WRITTEN TASK: Note each line of the listing that contains the string "السنة", and copy it.
* START *
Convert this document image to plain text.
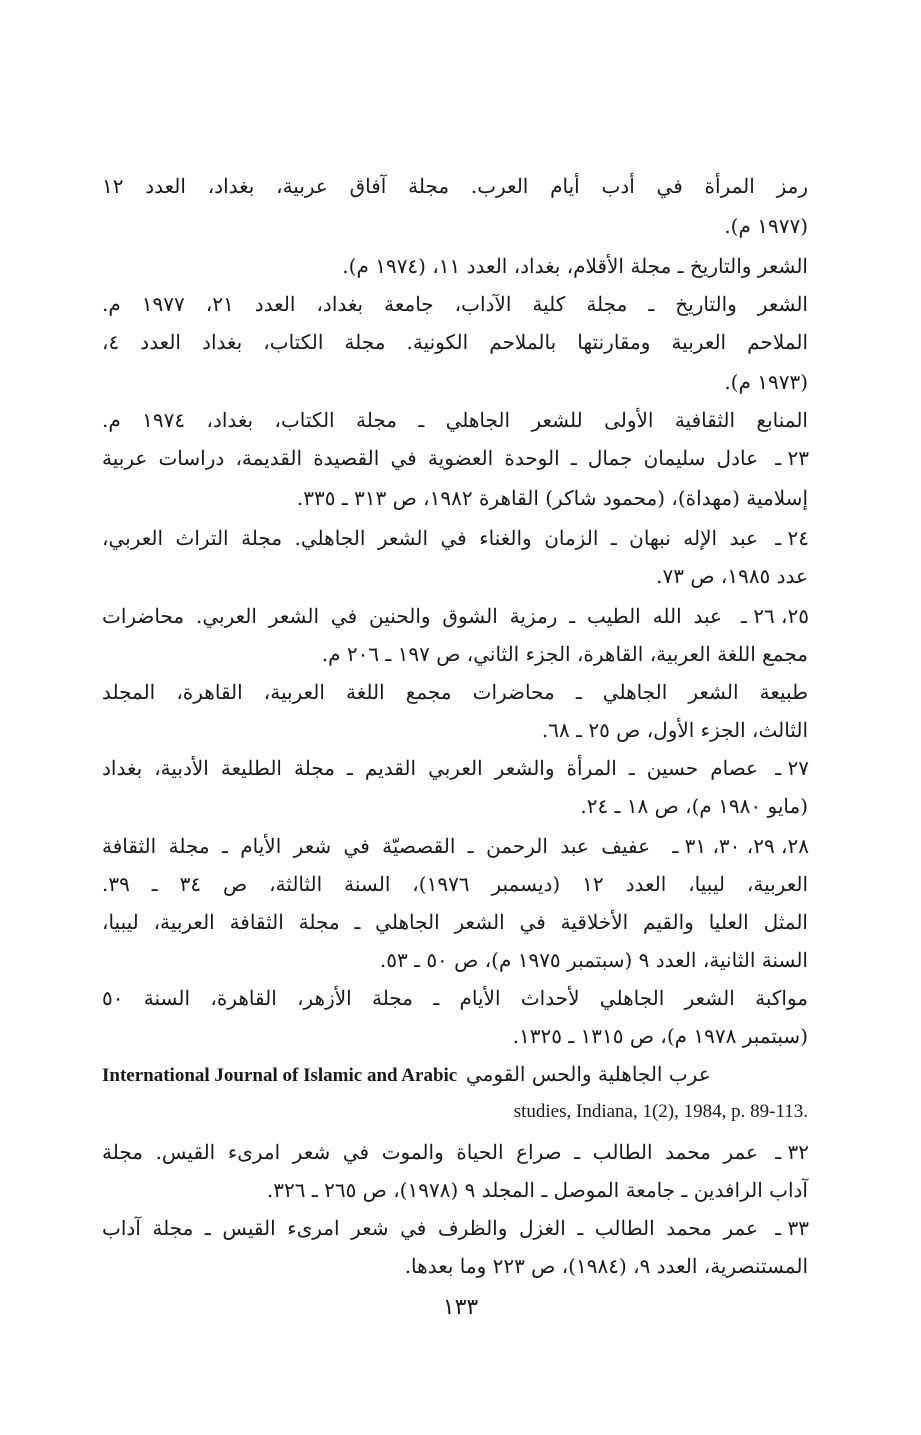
رمز المرأة في أدب أيام العرب. مجلة آفاق عربية، بغداد، العدد ١٢
(١٩٧٧ م).
الشعر والتاريخ ـ مجلة الأقلام، بغداد، العدد ١١، (١٩٧٤ م).
الشعر والتاريخ ـ مجلة كلية الآداب، جامعة بغداد، العدد ٢١، ١٩٧٧ م.
الملاحم العربية ومقارنتها بالملاحم الكونية. مجلة الكتاب، بغداد العدد ٤،
(١٩٧٣ م).
المنابع الثقافية الأولى للشعر الجاهلي ـ مجلة الكتاب، بغداد، ١٩٧٤ م.
٢٣ ـ
عادل سليمان جمال ـ الوحدة العضوية في القصيدة القديمة، دراسات عربية
إسلامية (مهداة)، (محمود شاكر) القاهرة ١٩٨٢، ص ٣١٣ ـ ٣٣٥.
٢٤ ـ
عبد الإله نبهان ـ الزمان والغناء في الشعر الجاهلي. مجلة التراث العربي،
عدد ١٩٨٥، ص ٧٣.
٢٥، ٢٦ ـ
عبد الله الطيب ـ رمزية الشوق والحنين في الشعر العربي. محاضرات
مجمع اللغة العربية، القاهرة، الجزء الثاني، ص ١٩٧ ـ ٢٠٦ م.
طبيعة الشعر الجاهلي ـ محاضرات مجمع اللغة العربية، القاهرة، المجلد
الثالث، الجزء الأول، ص ٢٥ ـ ٦٨.
٢٧ ـ
عصام حسين ـ المرأة والشعر العربي القديم ـ مجلة الطليعة الأدبية، بغداد
(مايو ١٩٨٠ م)، ص ١٨ ـ ٢٤.
٢٨، ٢٩، ٣٠، ٣١ ـ
عفيف عبد الرحمن ـ القصصيّة في شعر الأيام ـ مجلة الثقافة
العربية، ليبيا، العدد ١٢ (ديسمبر ١٩٧٦)، السنة الثالثة، ص ٣٤ ـ ٣٩.
المثل العليا والقيم الأخلاقية في الشعر الجاهلي ـ مجلة الثقافة العربية، ليبيا،
السنة الثانية، العدد ٩ (سبتمبر ١٩٧٥ م)، ص ٥٠ ـ ٥٣.
مواكبة الشعر الجاهلي لأحداث الأيام ـ مجلة الأزهر، القاهرة، السنة ٥٠
(سبتمبر ١٩٧٨ م)، ص ١٣١٥ ـ ١٣٢٥.
٣٢ ـ
عمر محمد الطالب ـ صراع الحياة والموت في شعر امرىء القيس. مجلة
آداب الرافدين ـ جامعة الموصل ـ المجلد ٩ (١٩٧٨)، ص ٢٦٥ ـ ٣٢٦.
٣٣ ـ
عمر محمد الطالب ـ الغزل والظرف في شعر امرىء القيس ـ مجلة آداب
المستنصرية، العدد ٩، (١٩٨٤)، ص ٢٢٣ وما بعدها.
International Journal of Islamic and Arabic عرب الجاهلية والحس القومي
studies, Indiana, 1(2), 1984, p. 89-113.
١٣٣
* END *
TASK ANSWER:
العربية، ليبيا، العدد ١٢ (ديسمبر ١٩٧٦)، السنة الثالثة، ص ٣٤ ـ ٣٩.
السنة الثانية، العدد ٩ (سبتمبر ١٩٧٥ م)، ص ٥٠ ـ ٥٣.
مواكبة الشعر الجاهلي لأحداث الأيام ـ مجلة الأزهر، القاهرة، السنة ٥٠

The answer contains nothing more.